- **What to produce**
Reproduce the records below word for word. Begin with their first line and stop after the line that contains "319, 247, 411]".

━━━━━━━━

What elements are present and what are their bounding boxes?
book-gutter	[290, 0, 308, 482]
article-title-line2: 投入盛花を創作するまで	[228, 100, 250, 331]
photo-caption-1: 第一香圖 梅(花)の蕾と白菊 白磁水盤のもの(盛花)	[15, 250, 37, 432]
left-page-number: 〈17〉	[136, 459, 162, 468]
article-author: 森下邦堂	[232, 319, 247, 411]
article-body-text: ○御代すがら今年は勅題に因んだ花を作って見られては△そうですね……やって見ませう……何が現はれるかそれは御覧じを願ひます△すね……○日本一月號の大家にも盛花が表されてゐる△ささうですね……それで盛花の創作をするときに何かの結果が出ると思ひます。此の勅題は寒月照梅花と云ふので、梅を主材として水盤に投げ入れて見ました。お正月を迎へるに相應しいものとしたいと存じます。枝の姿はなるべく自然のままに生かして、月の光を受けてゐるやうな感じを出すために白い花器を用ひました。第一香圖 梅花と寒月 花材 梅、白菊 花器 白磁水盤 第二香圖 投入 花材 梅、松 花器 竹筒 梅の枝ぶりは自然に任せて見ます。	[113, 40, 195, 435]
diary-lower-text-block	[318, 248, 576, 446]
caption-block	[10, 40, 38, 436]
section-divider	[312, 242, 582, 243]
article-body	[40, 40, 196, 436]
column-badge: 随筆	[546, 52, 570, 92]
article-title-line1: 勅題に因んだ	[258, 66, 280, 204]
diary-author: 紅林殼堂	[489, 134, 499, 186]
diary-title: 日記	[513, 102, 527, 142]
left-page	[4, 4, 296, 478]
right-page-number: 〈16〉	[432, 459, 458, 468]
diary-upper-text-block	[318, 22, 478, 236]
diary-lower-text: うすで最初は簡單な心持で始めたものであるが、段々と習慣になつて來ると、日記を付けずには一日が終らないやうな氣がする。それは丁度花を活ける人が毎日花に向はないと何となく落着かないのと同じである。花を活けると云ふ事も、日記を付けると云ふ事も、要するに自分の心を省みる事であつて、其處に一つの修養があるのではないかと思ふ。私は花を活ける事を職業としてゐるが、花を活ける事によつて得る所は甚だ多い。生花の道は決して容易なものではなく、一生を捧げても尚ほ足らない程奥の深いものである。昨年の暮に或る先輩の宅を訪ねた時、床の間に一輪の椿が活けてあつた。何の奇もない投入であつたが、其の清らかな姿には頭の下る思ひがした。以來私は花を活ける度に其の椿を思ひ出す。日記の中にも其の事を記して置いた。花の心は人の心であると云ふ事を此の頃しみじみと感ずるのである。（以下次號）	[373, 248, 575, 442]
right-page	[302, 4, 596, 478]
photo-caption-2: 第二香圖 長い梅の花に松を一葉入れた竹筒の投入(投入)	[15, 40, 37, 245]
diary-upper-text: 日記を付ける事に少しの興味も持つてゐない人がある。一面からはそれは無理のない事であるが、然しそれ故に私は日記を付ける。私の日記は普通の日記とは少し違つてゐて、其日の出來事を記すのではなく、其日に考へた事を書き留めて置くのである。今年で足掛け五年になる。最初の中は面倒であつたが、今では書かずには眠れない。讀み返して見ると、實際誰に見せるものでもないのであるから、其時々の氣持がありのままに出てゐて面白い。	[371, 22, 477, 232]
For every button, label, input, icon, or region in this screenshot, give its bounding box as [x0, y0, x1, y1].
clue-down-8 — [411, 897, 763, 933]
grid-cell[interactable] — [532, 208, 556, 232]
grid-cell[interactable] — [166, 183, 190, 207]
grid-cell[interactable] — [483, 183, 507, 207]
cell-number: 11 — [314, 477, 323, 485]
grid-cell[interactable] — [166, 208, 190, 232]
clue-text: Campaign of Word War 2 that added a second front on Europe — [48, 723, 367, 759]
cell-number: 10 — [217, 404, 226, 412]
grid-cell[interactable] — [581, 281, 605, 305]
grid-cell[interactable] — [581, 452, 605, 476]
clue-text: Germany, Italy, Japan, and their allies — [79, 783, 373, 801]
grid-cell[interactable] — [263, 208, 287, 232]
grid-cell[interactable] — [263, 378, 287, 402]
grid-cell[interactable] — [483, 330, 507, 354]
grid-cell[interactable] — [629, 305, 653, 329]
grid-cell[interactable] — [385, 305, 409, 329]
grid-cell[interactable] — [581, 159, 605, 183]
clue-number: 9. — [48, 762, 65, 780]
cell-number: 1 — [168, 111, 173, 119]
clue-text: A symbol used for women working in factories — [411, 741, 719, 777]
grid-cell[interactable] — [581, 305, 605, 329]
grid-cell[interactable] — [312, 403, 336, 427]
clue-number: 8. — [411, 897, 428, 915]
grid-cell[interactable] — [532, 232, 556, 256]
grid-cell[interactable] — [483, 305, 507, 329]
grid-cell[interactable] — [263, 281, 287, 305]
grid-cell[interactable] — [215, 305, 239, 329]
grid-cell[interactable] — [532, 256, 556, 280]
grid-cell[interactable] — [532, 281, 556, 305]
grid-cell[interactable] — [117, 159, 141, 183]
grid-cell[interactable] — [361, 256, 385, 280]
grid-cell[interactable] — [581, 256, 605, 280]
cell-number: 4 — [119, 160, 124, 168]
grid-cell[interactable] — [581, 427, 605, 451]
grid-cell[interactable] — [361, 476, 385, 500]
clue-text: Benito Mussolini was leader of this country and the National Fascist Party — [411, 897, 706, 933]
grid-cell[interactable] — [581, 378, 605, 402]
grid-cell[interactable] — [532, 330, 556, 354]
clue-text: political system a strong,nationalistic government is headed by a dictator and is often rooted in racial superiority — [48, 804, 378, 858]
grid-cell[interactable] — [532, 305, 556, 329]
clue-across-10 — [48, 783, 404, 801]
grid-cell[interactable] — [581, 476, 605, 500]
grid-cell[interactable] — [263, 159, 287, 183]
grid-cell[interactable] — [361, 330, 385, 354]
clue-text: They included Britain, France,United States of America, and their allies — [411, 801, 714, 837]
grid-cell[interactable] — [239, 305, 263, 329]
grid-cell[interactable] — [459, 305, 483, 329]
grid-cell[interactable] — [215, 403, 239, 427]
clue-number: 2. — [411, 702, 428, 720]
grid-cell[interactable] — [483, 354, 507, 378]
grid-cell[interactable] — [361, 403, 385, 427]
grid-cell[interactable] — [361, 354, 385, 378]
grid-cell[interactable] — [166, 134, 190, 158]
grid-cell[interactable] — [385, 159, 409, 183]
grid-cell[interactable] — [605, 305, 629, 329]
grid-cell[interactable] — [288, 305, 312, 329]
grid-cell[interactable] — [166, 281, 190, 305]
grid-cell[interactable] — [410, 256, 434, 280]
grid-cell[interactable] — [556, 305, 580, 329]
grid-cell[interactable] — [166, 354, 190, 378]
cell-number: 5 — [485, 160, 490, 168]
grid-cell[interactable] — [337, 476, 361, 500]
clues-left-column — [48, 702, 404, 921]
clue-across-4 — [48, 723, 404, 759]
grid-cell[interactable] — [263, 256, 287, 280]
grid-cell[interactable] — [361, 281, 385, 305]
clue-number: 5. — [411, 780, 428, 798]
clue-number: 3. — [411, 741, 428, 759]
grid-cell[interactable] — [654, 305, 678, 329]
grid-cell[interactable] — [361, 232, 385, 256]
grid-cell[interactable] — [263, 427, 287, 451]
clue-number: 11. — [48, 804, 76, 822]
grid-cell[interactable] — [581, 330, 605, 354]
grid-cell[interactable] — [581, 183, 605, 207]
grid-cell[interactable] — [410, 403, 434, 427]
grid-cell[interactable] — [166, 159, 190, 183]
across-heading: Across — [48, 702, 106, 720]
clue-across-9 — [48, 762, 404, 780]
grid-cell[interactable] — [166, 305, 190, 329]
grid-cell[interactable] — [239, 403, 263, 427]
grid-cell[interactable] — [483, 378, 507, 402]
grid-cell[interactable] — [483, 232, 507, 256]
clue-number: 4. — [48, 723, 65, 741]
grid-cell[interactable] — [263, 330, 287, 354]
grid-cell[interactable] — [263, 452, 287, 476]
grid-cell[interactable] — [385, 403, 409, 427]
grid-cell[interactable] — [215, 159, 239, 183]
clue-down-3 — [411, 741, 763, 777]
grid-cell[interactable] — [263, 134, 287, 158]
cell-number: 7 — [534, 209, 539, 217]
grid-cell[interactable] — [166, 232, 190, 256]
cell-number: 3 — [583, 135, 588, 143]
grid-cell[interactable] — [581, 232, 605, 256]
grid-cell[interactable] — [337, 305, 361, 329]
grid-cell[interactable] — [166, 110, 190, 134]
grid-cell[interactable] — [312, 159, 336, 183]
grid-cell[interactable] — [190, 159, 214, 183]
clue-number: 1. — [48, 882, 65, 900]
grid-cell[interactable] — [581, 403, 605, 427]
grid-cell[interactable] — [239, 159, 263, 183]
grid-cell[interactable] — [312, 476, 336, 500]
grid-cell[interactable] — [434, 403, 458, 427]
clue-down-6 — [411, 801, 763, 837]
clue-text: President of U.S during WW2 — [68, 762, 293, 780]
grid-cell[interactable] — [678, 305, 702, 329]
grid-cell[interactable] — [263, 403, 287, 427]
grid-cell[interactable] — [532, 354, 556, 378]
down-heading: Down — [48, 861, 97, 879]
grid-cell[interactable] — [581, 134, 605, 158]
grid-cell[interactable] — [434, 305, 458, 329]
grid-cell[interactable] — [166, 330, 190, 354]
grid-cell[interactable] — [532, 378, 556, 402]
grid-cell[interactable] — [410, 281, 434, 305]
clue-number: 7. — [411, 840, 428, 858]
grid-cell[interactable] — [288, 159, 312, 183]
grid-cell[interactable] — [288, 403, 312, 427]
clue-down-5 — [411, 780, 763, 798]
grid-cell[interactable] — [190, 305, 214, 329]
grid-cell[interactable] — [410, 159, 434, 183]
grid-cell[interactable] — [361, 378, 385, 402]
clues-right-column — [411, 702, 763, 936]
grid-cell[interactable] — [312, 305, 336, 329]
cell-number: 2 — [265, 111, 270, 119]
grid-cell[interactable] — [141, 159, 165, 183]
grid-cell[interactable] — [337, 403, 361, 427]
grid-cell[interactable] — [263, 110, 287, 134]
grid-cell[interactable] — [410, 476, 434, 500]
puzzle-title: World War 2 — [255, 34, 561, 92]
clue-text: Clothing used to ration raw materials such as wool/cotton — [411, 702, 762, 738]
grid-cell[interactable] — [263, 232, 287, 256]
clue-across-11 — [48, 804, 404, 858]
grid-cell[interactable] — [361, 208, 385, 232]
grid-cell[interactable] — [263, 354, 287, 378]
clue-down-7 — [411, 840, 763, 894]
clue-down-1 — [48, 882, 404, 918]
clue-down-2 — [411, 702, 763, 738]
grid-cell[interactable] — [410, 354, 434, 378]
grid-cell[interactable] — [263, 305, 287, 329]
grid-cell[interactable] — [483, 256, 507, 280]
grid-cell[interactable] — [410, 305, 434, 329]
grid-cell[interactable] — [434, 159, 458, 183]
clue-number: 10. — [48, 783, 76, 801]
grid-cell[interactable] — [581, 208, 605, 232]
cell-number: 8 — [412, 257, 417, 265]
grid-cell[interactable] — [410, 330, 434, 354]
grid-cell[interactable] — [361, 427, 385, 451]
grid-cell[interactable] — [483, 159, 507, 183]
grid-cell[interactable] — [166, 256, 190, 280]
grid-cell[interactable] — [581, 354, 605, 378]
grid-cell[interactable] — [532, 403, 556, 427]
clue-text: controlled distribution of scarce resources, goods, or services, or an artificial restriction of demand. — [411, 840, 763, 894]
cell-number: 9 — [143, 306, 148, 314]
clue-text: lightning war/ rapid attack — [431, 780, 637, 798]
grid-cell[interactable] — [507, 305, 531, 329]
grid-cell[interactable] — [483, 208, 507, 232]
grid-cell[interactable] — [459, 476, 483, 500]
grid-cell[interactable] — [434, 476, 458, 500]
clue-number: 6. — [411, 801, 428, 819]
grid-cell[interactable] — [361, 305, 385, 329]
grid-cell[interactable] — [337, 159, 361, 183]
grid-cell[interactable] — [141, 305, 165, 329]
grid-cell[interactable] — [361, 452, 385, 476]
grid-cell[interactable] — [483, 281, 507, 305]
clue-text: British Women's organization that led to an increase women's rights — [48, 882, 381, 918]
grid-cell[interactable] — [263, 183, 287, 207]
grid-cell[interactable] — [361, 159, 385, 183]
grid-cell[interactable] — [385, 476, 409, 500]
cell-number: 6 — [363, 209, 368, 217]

━━━━━━━━

- **Answer to this exercise**
What elements are present and what are their bounding boxes?
book-gutter	[290, 0, 308, 482]
article-title-line2: 投入盛花を創作するまで	[228, 100, 250, 331]
photo-caption-1: 第一香圖 梅(花)の蕾と白菊 白磁水盤のもの(盛花)	[15, 250, 37, 432]
left-page-number: 〈17〉	[136, 459, 162, 468]
article-author: 森下邦堂	[232, 319, 247, 411]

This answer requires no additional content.